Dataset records
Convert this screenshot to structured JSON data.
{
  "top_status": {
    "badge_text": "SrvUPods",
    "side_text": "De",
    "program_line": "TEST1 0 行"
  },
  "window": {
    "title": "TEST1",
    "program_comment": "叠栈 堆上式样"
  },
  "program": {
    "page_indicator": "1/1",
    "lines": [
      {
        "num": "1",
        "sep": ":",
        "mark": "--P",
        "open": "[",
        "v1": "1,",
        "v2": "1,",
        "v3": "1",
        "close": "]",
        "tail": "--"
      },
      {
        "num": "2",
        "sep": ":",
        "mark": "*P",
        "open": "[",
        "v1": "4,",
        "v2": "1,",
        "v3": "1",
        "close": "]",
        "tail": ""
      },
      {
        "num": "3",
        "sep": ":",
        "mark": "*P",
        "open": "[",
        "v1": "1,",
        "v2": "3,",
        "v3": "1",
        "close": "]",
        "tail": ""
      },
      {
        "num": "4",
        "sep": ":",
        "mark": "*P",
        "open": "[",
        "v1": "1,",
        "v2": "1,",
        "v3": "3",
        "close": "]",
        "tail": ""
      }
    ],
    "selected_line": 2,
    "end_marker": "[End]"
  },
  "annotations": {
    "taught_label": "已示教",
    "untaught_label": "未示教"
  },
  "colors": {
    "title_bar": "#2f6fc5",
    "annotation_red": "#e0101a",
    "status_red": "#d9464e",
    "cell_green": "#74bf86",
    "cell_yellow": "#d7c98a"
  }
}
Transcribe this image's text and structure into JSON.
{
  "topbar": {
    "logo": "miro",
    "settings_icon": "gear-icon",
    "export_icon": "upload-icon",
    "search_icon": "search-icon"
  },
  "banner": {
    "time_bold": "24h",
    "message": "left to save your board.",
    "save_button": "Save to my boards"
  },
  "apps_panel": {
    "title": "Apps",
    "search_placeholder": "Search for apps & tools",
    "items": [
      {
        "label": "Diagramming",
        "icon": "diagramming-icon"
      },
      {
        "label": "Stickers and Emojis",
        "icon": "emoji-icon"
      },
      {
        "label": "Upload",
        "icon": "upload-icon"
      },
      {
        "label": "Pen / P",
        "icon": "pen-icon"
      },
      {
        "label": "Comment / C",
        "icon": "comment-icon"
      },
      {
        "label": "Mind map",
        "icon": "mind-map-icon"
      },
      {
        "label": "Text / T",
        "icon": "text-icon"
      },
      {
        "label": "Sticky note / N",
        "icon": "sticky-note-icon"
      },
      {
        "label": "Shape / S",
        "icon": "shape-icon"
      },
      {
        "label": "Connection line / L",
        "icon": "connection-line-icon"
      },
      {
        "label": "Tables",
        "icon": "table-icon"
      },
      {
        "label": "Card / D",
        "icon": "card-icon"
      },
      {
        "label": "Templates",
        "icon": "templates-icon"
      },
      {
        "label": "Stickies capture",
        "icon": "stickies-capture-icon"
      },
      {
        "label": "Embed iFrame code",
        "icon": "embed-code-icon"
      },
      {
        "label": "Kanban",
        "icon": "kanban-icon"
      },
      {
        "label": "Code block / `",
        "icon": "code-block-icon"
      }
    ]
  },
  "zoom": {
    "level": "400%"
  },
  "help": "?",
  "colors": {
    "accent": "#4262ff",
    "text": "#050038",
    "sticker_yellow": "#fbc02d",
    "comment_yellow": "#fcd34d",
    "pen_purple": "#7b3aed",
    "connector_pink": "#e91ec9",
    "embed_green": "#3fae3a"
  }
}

Work to do => Among these entries, how many lines include the string "capture"? Reply with the number by itself.

Written response => 2